--- Given problem ---
For each line that holds "avec", copy the line out.

--- Stored rows ---
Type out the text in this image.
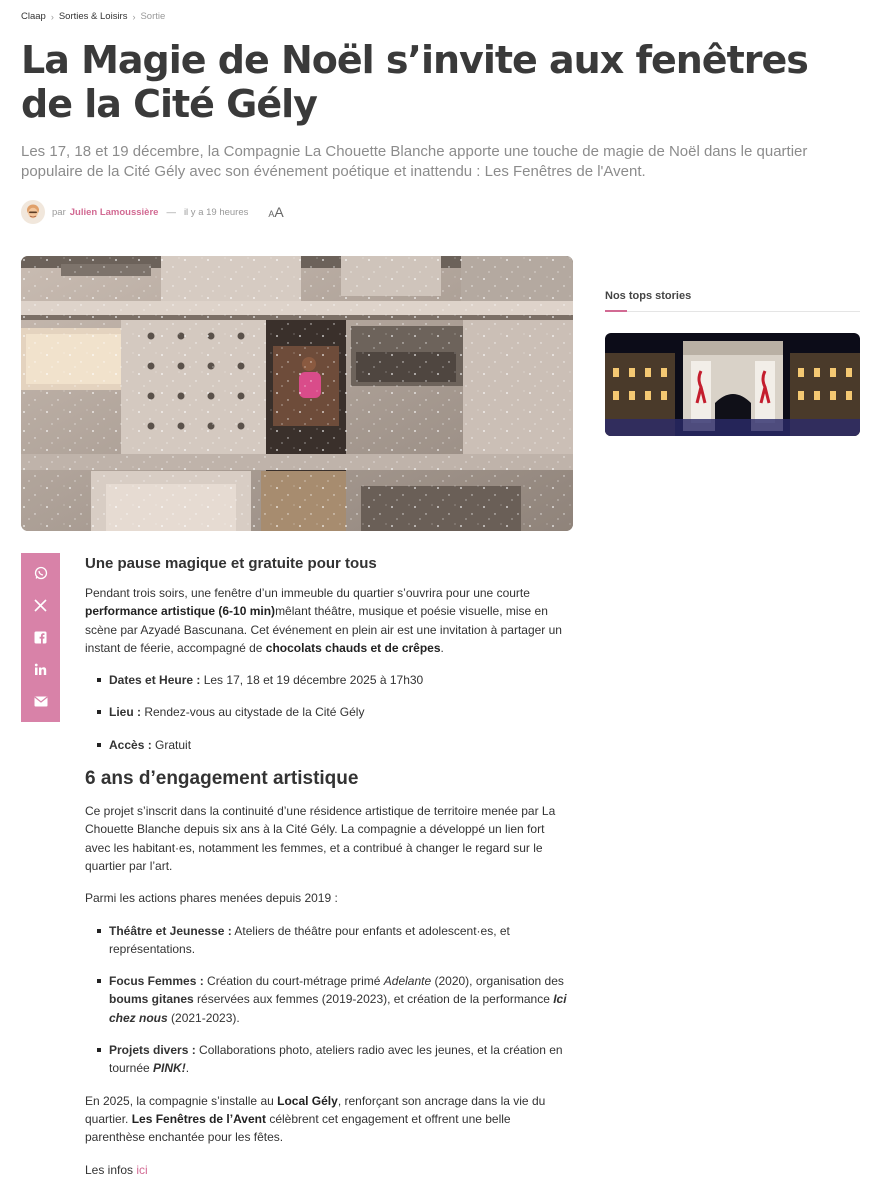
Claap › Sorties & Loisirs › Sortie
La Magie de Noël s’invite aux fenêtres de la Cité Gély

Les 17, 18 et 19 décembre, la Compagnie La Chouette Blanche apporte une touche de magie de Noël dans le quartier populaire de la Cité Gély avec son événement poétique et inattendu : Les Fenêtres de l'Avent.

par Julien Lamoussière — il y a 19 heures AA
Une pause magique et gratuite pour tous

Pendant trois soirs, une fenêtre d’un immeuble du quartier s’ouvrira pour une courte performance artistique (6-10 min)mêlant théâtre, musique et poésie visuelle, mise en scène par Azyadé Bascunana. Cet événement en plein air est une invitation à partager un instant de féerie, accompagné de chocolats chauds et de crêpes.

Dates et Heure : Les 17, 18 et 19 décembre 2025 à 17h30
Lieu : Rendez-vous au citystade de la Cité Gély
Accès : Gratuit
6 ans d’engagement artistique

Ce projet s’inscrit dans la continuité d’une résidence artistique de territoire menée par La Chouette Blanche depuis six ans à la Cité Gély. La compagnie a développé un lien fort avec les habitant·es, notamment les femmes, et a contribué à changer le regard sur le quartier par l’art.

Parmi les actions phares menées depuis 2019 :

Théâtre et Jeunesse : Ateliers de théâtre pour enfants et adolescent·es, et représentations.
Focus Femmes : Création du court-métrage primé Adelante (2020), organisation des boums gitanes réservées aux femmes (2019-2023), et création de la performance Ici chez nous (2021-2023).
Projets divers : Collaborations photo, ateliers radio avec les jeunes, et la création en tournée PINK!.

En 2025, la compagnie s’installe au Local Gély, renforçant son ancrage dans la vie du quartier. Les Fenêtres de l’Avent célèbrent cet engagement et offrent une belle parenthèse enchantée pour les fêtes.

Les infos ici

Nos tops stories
...
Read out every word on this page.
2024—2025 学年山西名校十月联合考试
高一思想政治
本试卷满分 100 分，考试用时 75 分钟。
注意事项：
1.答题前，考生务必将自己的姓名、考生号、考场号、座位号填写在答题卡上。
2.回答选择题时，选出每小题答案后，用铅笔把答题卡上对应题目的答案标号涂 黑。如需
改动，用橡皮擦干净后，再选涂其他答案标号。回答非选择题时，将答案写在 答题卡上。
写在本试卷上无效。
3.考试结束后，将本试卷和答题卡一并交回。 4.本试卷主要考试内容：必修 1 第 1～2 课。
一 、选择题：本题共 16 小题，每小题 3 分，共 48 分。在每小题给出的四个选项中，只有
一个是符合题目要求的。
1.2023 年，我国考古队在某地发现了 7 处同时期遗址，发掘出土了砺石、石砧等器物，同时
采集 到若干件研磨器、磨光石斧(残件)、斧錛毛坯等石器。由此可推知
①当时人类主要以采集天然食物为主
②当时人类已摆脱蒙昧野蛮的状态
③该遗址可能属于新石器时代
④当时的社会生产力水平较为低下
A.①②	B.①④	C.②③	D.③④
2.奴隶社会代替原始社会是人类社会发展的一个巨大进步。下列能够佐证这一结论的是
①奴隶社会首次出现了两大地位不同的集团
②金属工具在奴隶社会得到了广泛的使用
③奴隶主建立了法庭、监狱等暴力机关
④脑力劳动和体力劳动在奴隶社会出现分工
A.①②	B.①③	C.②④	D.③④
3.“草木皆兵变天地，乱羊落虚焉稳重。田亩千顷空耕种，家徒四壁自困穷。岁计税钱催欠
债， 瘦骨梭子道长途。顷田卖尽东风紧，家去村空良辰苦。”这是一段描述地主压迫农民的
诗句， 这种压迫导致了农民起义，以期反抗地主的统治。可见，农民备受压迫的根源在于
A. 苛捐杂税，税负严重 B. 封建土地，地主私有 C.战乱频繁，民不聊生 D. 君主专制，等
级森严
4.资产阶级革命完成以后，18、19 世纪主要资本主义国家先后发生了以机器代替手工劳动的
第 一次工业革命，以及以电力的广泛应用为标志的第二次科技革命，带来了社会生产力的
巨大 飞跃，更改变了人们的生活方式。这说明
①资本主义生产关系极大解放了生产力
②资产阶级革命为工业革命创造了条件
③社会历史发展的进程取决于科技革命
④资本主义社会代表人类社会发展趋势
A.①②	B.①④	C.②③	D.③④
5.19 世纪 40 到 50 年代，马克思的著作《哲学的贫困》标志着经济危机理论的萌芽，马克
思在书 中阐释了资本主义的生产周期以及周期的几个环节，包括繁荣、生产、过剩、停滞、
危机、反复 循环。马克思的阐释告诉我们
==
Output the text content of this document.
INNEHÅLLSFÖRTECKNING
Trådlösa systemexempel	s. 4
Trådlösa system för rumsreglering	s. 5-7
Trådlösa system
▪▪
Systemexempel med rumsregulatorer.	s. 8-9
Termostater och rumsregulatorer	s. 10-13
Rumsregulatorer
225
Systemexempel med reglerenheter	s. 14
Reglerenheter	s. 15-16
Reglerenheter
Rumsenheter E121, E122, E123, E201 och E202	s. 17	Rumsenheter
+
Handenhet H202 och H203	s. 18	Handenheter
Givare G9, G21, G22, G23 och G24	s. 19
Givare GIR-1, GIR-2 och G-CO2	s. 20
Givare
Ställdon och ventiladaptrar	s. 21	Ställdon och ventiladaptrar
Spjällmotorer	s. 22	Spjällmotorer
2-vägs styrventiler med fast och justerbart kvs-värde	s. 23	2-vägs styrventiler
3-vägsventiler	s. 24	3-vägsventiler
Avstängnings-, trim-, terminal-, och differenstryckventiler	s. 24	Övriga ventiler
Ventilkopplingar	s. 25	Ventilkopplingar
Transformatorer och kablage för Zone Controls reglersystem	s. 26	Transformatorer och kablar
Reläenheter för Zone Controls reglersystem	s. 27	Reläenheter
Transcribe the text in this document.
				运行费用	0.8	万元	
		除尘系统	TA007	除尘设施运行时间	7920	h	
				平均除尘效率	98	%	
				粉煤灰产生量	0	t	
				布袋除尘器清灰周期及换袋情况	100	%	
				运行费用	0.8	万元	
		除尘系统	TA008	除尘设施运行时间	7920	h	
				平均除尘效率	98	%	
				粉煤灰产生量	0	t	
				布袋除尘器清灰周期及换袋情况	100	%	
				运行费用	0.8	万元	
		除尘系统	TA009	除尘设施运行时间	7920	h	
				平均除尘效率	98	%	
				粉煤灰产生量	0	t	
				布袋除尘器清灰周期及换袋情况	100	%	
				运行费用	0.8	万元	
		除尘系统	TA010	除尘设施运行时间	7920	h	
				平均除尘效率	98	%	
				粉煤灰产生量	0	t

--- Answer for the task ---
Les 17, 18 et 19 décembre, la Compagnie La Chouette Blanche apporte une touche de magie de Noël dans le quartier populaire de la Cité Gély avec son événement poétique et inattendu : Les Fenêtres de l'Avent.
Ce projet s’inscrit dans la continuité d’une résidence artistique de territoire menée par La Chouette Blanche depuis six ans à la Cité Gély. La compagnie a développé un lien fort avec les habitant·es, notamment les femmes, et a contribué à changer le regard sur le quartier par l’art.
Projets divers : Collaborations photo, ateliers radio avec les jeunes, et la création en tournée PINK!.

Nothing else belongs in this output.